Saved entries
[Start]

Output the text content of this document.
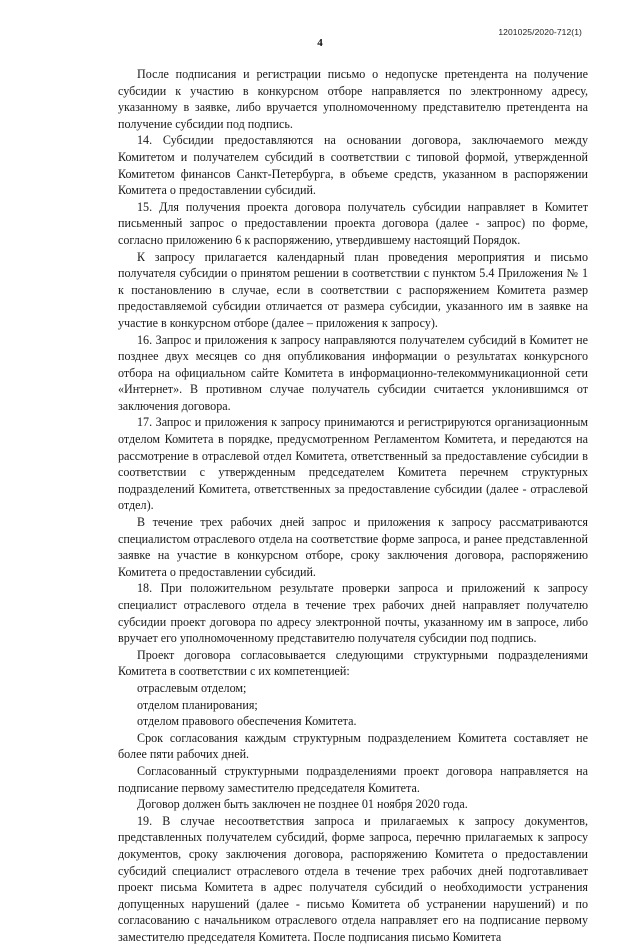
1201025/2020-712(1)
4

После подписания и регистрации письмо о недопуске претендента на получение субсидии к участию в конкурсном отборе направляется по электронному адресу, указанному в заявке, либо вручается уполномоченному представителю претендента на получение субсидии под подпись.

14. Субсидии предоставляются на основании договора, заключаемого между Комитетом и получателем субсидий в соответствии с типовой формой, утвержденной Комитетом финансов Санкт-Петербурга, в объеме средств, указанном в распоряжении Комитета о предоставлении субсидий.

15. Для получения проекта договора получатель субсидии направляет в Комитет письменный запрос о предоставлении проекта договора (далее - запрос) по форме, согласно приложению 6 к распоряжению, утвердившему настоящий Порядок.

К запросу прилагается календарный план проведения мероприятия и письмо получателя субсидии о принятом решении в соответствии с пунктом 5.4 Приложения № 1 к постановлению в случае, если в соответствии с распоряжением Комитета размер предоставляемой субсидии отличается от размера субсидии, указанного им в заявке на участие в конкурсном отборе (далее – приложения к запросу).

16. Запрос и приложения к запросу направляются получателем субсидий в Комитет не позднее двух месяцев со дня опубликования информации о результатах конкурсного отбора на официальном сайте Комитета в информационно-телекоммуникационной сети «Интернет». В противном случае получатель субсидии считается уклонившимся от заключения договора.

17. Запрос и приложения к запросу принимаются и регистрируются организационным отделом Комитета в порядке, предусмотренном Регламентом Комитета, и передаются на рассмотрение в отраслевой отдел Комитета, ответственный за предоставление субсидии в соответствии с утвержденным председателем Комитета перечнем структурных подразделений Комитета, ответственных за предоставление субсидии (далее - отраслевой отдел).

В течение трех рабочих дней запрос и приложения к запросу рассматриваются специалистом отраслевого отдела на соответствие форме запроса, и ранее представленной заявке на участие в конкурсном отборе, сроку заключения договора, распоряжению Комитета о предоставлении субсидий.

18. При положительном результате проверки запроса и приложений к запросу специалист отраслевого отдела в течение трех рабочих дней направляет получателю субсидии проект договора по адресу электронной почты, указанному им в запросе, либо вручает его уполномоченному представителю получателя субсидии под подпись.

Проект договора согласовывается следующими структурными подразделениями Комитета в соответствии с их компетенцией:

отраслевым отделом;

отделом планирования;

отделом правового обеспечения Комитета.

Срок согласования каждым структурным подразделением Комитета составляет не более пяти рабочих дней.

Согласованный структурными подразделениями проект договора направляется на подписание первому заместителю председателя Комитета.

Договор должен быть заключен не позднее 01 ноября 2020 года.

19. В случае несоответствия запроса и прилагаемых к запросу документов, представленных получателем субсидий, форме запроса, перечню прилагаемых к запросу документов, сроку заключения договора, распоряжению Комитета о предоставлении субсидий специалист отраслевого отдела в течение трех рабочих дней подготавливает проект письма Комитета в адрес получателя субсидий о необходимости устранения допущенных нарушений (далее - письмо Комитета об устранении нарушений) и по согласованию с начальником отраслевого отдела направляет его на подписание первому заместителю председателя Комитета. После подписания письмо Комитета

[End]

What you have to do.
Select and copy every line of the material that holds the string "структурными".

Answer in full.
Проект договора согласовывается следующими структурными подразделениями Комитета в соответствии с их компетенцией:
Согласованный структурными подразделениями проект договора направляется на подписание первому заместителю председателя Комитета.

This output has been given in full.